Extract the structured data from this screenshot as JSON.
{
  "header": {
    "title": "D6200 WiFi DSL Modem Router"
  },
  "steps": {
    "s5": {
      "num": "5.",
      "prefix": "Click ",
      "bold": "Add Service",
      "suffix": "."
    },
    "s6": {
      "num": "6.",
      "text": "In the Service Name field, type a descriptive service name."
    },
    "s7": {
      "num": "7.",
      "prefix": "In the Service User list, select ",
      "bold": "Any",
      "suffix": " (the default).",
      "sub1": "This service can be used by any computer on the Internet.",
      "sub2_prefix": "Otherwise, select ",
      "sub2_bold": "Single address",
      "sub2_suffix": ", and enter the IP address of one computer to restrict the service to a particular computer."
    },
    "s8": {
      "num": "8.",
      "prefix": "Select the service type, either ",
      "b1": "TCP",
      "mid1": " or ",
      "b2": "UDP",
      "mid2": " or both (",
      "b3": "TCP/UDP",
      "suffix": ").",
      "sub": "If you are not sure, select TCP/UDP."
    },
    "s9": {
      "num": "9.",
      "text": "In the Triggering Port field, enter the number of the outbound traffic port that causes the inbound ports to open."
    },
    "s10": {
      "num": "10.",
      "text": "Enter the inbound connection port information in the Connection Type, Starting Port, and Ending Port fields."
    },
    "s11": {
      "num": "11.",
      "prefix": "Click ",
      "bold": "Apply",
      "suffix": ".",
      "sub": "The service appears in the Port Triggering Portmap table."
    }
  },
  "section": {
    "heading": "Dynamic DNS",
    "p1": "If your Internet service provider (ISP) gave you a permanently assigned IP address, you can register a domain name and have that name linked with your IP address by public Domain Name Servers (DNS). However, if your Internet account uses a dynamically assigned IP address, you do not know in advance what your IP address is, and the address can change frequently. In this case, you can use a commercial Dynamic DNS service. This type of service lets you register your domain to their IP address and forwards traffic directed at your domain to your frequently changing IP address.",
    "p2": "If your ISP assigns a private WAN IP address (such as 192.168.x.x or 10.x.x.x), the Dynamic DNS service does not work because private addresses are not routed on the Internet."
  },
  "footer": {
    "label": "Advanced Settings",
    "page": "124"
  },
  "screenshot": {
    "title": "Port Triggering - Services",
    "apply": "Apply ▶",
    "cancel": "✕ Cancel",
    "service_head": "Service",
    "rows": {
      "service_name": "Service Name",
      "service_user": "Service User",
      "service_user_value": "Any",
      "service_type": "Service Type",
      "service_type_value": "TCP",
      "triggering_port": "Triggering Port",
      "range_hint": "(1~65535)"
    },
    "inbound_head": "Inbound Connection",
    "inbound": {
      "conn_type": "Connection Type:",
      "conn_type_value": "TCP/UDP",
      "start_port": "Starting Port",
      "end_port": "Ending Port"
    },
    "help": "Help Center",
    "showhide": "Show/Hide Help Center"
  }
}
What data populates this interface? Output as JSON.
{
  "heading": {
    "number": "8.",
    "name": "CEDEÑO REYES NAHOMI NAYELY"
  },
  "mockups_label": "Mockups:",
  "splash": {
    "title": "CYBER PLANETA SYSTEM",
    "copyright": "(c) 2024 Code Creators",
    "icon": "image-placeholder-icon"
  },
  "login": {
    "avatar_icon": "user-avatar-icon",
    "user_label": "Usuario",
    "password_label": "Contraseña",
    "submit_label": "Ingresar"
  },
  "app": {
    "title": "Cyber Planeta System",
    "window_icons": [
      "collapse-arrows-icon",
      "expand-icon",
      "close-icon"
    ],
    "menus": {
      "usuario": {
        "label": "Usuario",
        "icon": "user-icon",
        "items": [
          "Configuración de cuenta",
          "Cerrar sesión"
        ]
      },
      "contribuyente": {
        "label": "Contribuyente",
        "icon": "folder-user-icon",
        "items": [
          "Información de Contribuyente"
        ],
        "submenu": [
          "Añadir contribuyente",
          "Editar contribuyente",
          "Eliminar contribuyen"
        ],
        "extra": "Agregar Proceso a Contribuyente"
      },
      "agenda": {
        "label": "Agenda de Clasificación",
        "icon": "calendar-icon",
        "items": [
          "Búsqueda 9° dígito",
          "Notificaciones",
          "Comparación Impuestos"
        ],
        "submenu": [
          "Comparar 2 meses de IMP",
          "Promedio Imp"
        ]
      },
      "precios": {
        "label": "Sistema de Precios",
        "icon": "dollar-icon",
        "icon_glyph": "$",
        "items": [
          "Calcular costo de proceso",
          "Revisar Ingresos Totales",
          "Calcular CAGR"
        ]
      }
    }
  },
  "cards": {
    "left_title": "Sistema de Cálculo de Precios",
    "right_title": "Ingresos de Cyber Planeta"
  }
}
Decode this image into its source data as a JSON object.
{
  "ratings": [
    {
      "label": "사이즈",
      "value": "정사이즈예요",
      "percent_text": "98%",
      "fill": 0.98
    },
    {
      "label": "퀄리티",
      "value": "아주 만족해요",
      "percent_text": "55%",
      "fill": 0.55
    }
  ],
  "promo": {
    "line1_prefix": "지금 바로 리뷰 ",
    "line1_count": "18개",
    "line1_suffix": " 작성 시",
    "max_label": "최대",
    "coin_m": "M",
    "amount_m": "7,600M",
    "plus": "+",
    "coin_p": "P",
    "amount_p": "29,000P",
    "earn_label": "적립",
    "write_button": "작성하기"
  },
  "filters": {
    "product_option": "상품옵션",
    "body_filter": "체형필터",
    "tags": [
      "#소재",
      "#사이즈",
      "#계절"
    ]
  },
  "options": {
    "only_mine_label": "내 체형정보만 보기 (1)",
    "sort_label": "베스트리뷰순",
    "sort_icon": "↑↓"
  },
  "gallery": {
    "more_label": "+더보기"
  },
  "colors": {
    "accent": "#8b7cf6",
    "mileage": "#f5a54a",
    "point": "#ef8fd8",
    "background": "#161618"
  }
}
-- -- --
> [Written task]: Each line that contains the word "traffic" counts toward the total; give only that total.

> [Written response]: 2